## DIRECTIVE
Can you reproduce the data beneath, keeping every line exact?

[Stored records]
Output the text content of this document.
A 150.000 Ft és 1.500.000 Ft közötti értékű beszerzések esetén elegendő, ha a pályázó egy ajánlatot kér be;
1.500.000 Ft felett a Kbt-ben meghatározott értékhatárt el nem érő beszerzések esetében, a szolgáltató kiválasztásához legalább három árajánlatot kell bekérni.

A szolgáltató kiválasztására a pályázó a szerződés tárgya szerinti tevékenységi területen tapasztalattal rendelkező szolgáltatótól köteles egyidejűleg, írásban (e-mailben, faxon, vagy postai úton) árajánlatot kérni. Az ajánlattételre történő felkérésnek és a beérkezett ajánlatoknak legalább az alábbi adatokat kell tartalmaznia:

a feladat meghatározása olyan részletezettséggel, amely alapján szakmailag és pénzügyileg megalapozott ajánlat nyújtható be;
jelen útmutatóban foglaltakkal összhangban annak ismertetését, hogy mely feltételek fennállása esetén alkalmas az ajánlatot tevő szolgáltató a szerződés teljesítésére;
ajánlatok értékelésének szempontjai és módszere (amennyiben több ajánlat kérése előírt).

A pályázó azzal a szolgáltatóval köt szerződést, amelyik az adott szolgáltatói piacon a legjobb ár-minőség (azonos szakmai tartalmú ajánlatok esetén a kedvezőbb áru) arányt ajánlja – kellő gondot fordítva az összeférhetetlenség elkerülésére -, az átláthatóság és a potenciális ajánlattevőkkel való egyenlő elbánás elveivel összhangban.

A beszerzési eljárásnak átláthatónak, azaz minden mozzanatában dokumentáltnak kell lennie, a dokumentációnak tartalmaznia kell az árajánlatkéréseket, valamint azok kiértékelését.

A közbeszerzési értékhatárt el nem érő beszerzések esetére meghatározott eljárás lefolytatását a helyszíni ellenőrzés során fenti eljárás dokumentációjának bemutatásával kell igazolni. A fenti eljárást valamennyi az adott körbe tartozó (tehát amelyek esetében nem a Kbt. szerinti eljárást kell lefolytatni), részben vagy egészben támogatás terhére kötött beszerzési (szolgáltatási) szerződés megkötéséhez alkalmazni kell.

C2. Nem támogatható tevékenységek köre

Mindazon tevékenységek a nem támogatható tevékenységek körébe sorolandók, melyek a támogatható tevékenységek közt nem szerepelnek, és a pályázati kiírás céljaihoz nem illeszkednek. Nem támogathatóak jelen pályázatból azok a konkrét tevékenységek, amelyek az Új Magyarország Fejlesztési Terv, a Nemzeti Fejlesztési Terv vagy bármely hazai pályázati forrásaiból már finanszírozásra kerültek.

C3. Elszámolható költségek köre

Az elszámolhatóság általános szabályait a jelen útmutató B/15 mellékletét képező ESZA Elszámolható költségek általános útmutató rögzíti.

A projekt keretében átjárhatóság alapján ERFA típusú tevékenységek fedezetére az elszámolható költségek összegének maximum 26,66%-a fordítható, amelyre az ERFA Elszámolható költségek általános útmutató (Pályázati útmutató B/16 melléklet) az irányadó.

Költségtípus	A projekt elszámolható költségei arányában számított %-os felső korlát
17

## WRITTEN RESPONSE
Output the text content of this document.
A 150.000 Ft és 1.500.000 Ft közötti értékű beszerzések esetén elegendő, ha a pályázó egy ajánlatot kér be;
1.500.000 Ft felett a Kbt-ben meghatározott értékhatárt el nem érő beszerzések esetében, a szolgáltató kiválasztásához legalább három árajánlatot kell bekérni.

A szolgáltató kiválasztására a pályázó a szerződés tárgya szerinti tevékenységi területen tapasztalattal rendelkező szolgáltatótól köteles egyidejűleg, írásban (e-mailben, faxon, vagy postai úton) árajánlatot kérni. Az ajánlattételre történő felkérésnek és a beérkezett ajánlatoknak legalább az alábbi adatokat kell tartalmaznia:

a feladat meghatározása olyan részletezettséggel, amely alapján szakmailag és pénzügyileg megalapozott ajánlat nyújtható be;
jelen útmutatóban foglaltakkal összhangban annak ismertetését, hogy mely feltételek fennállása esetén alkalmas az ajánlatot tevő szolgáltató a szerződés teljesítésére;
ajánlatok értékelésének szempontjai és módszere (amennyiben több ajánlat kérése előírt).

A pályázó azzal a szolgáltatóval köt szerződést, amelyik az adott szolgáltatói piacon a legjobb ár-minőség (azonos szakmai tartalmú ajánlatok esetén a kedvezőbb áru) arányt ajánlja – kellő gondot fordítva az összeférhetetlenség elkerülésére -, az átláthatóság és a potenciális ajánlattevőkkel való egyenlő elbánás elveivel összhangban.

A beszerzési eljárásnak átláthatónak, azaz minden mozzanatában dokumentáltnak kell lennie, a dokumentációnak tartalmaznia kell az árajánlatkéréseket, valamint azok kiértékelését.

A közbeszerzési értékhatárt el nem érő beszerzések esetére meghatározott eljárás lefolytatását a helyszíni ellenőrzés során fenti eljárás dokumentációjának bemutatásával kell igazolni. A fenti eljárást valamennyi az adott körbe tartozó (tehát amelyek esetében nem a Kbt. szerinti eljárást kell lefolytatni), részben vagy egészben támogatás terhére kötött beszerzési (szolgáltatási) szerződés megkötéséhez alkalmazni kell.

C2. Nem támogatható tevékenységek köre

Mindazon tevékenységek a nem támogatható tevékenységek körébe sorolandók, melyek a támogatható tevékenységek közt nem szerepelnek, és a pályázati kiírás céljaihoz nem illeszkednek. Nem támogathatóak jelen pályázatból azok a konkrét tevékenységek, amelyek az Új Magyarország Fejlesztési Terv, a Nemzeti Fejlesztési Terv vagy bármely hazai pályázati forrásaiból már finanszírozásra kerültek.

C3. Elszámolható költségek köre

Az elszámolhatóság általános szabályait a jelen útmutató B/15 mellékletét képező ESZA Elszámolható költségek általános útmutató rögzíti.

A projekt keretében átjárhatóság alapján ERFA típusú tevékenységek fedezetére az elszámolható költségek összegének maximum 26,66%-a fordítható, amelyre az ERFA Elszámolható költségek általános útmutató (Pályázati útmutató B/16 melléklet) az irányadó.

Költségtípus	A projekt elszámolható költségei arányában számított %-os felső korlát
17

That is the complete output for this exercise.